**Items:**

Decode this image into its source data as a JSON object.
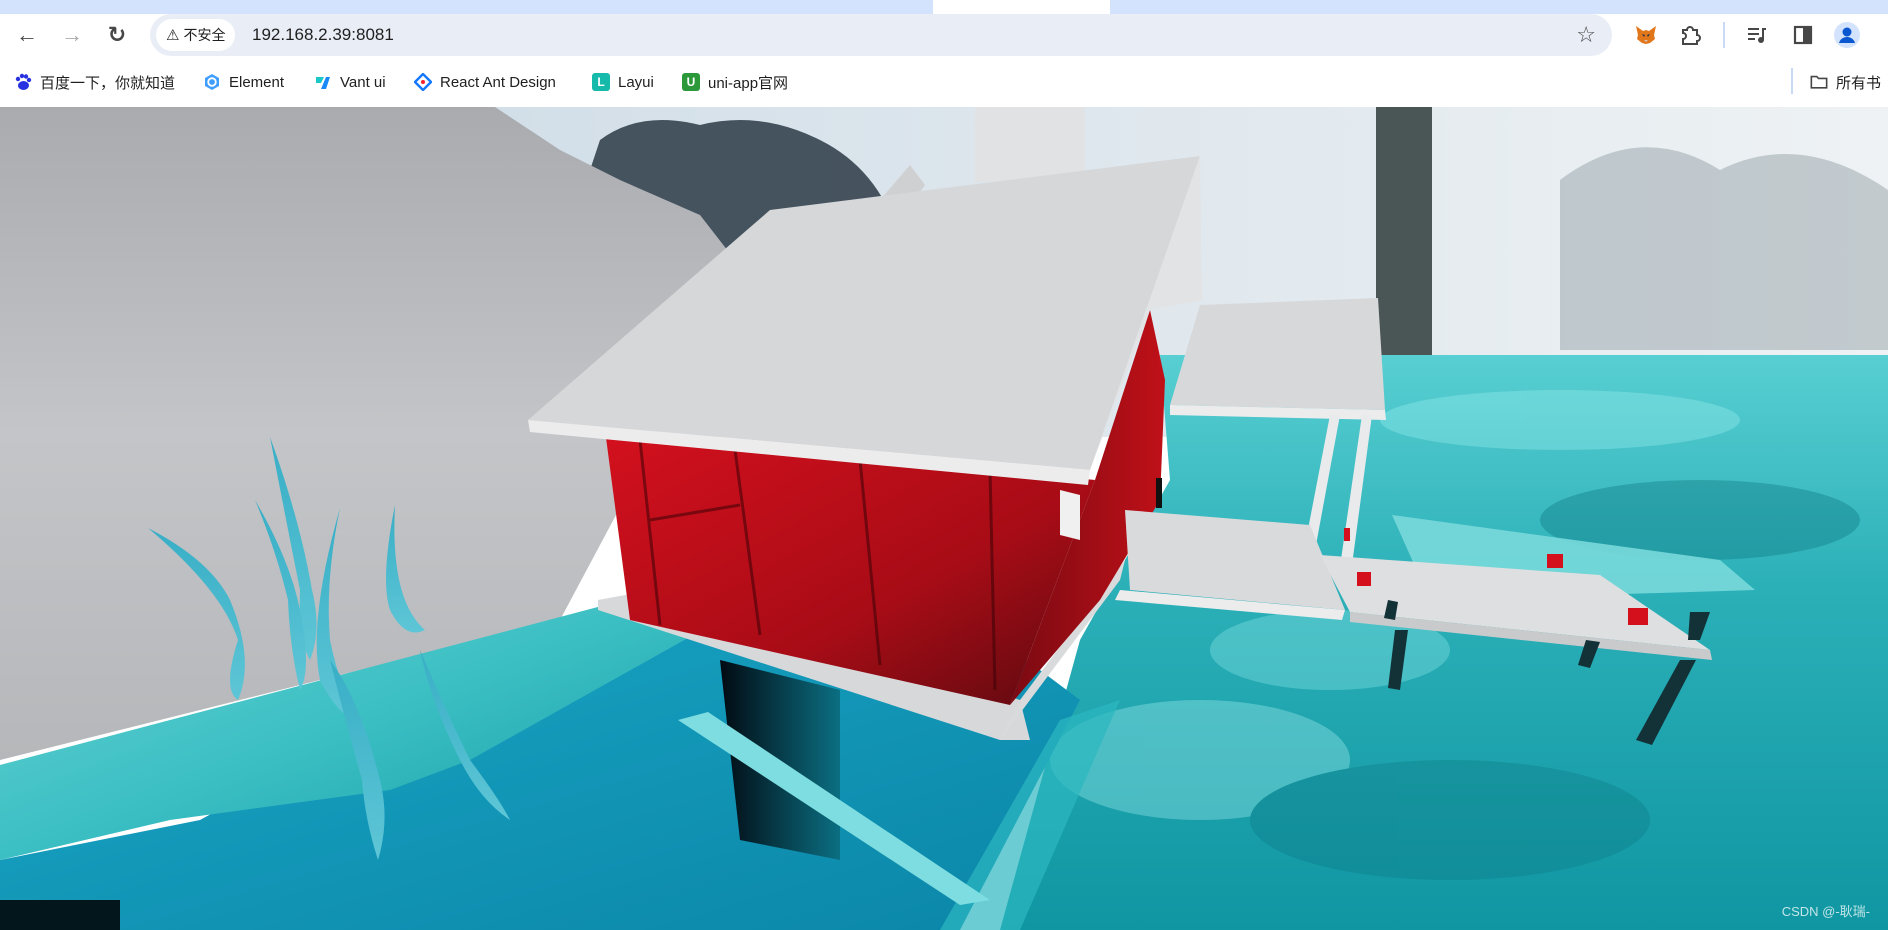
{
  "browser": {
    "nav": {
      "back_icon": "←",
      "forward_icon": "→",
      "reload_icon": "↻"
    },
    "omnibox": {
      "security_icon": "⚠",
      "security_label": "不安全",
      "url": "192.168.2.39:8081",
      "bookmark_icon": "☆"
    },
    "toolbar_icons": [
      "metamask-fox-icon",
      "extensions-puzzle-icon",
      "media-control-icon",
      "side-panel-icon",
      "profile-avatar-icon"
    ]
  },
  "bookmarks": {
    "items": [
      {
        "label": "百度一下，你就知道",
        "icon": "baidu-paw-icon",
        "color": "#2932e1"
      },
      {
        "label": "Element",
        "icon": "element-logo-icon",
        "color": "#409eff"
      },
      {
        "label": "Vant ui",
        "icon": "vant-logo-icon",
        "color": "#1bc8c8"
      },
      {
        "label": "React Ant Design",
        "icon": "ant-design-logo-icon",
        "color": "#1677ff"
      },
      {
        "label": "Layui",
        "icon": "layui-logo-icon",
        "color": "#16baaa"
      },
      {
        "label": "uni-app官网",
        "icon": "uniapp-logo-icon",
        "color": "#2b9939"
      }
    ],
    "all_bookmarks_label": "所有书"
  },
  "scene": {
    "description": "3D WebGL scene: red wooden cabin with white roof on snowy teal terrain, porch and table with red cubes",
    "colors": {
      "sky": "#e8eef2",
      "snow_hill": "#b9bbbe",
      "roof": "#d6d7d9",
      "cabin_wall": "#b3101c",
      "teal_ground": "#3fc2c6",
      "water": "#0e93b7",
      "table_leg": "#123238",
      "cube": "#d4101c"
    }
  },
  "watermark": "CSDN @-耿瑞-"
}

**Written instruction:** Pictures are not part of the copy; reproduce everything else in the records exactly.

**Response to this exercise:**
Decode this image into its source data as a JSON object.
{
  "browser": {
    "nav": {
      "back_icon": "←",
      "forward_icon": "→",
      "reload_icon": "↻"
    },
    "omnibox": {
      "security_icon": "⚠",
      "security_label": "不安全",
      "url": "192.168.2.39:8081",
      "bookmark_icon": "☆"
    },
    "toolbar_icons": [
      "metamask-fox-icon",
      "extensions-puzzle-icon",
      "media-control-icon",
      "side-panel-icon",
      "profile-avatar-icon"
    ]
  },
  "bookmarks": {
    "items": [
      {
        "label": "百度一下，你就知道",
        "icon": "baidu-paw-icon",
        "color": "#2932e1"
      },
      {
        "label": "Element",
        "icon": "element-logo-icon",
        "color": "#409eff"
      },
      {
        "label": "Vant ui",
        "icon": "vant-logo-icon",
        "color": "#1bc8c8"
      },
      {
        "label": "React Ant Design",
        "icon": "ant-design-logo-icon",
        "color": "#1677ff"
      },
      {
        "label": "Layui",
        "icon": "layui-logo-icon",
        "color": "#16baaa"
      },
      {
        "label": "uni-app官网",
        "icon": "uniapp-logo-icon",
        "color": "#2b9939"
      }
    ],
    "all_bookmarks_label": "所有书"
  },
  "scene": {
    "description": "3D WebGL scene: red wooden cabin with white roof on snowy teal terrain, porch and table with red cubes",
    "colors": {
      "sky": "#e8eef2",
      "snow_hill": "#b9bbbe",
      "roof": "#d6d7d9",
      "cabin_wall": "#b3101c",
      "teal_ground": "#3fc2c6",
      "water": "#0e93b7",
      "table_leg": "#123238",
      "cube": "#d4101c"
    }
  },
  "watermark": "CSDN @-耿瑞-"
}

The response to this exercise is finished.